Scan the data below. Pull out each line where "sublime" occurs.

* **Data to process**
+++

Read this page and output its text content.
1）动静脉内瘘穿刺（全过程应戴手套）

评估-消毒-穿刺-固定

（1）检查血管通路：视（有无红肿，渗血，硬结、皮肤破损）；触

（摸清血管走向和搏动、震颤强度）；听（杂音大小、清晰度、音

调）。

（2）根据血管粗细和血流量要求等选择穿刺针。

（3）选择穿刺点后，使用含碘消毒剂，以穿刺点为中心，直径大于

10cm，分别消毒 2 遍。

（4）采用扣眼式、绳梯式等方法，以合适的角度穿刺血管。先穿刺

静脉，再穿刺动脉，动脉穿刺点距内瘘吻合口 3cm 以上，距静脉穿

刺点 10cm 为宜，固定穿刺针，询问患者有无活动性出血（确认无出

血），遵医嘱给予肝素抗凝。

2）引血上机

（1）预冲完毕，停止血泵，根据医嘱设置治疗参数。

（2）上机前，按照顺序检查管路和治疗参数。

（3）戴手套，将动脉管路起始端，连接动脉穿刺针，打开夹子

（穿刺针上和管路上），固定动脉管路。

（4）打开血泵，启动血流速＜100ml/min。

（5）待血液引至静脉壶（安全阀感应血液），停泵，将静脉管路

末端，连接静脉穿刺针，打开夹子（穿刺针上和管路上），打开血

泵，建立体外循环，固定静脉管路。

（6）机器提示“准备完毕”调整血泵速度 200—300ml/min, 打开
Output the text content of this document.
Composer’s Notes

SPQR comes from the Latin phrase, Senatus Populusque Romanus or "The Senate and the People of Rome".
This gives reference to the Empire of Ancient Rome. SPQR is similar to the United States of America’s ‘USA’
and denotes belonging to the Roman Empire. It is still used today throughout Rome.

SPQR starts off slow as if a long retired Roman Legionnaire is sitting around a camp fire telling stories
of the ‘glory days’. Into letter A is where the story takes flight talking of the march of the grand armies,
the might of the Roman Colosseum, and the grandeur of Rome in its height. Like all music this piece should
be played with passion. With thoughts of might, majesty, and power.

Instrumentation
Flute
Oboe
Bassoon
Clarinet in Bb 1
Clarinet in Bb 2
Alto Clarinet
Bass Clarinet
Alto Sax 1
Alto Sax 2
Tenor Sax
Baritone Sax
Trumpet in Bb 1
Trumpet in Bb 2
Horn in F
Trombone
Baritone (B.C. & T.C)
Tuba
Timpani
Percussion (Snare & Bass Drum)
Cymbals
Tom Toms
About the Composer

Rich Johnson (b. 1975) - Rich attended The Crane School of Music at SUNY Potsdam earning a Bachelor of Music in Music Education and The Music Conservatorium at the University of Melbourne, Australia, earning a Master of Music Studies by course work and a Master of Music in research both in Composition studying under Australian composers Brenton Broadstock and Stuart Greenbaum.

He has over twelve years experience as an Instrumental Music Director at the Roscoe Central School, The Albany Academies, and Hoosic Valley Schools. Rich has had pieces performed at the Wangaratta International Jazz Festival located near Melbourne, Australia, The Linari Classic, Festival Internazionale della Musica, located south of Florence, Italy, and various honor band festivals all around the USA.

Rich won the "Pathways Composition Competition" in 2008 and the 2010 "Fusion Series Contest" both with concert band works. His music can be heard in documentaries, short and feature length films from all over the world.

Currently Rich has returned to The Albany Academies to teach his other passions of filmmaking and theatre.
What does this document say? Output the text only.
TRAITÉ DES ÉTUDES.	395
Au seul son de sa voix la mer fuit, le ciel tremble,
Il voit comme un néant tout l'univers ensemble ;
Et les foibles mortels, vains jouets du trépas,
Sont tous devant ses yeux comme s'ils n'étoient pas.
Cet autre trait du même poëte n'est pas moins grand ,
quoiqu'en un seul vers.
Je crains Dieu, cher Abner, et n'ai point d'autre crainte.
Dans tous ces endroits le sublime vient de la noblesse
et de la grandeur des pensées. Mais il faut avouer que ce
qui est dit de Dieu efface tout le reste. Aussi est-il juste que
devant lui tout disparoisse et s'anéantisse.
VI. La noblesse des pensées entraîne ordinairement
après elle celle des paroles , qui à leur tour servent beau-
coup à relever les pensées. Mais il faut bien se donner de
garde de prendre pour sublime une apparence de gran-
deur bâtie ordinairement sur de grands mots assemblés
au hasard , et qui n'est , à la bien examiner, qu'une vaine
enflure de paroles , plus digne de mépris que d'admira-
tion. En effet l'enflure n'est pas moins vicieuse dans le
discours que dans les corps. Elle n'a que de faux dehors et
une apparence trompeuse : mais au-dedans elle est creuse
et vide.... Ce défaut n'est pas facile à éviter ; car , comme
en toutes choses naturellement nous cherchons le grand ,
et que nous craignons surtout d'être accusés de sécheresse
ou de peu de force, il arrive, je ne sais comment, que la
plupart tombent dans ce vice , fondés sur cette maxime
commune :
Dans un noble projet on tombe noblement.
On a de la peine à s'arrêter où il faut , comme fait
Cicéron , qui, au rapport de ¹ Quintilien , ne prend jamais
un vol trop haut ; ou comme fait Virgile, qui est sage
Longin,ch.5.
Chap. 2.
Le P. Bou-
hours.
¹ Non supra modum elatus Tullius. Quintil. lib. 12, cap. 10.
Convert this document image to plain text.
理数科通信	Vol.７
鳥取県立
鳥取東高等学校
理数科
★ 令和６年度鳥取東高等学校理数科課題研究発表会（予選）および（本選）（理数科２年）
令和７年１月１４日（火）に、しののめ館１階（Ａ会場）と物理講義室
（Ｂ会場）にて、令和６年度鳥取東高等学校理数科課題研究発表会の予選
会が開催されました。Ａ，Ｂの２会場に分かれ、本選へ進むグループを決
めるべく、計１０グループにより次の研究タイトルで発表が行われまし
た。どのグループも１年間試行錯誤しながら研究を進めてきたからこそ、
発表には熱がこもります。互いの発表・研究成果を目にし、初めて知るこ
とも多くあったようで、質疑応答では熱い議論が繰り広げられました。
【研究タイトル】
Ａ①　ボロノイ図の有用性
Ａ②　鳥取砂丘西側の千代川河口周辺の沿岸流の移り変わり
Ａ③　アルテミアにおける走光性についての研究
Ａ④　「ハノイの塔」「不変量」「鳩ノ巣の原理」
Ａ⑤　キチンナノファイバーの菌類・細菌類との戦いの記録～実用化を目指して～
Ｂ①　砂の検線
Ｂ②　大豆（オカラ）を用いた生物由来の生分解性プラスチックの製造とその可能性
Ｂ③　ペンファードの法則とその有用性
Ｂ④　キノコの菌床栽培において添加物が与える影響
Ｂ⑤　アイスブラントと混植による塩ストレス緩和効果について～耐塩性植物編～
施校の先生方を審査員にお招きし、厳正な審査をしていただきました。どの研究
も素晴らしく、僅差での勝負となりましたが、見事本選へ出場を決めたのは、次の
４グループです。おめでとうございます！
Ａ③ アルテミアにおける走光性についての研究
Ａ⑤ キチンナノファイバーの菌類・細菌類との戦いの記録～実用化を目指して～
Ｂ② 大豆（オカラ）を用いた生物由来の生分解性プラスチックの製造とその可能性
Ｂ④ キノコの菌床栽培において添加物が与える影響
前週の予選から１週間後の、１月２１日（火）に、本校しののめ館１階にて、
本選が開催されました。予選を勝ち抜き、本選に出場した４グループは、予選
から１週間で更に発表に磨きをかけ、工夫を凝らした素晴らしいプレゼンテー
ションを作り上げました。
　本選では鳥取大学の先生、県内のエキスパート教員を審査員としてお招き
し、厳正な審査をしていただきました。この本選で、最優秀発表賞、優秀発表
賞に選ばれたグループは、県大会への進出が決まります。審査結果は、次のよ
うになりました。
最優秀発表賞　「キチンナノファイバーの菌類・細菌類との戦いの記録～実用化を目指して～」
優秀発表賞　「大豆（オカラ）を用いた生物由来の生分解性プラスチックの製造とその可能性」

+++

* **Response**
Dans tous ces endroits le sublime vient de la noblesse
garde de prendre pour sublime une apparence de gran-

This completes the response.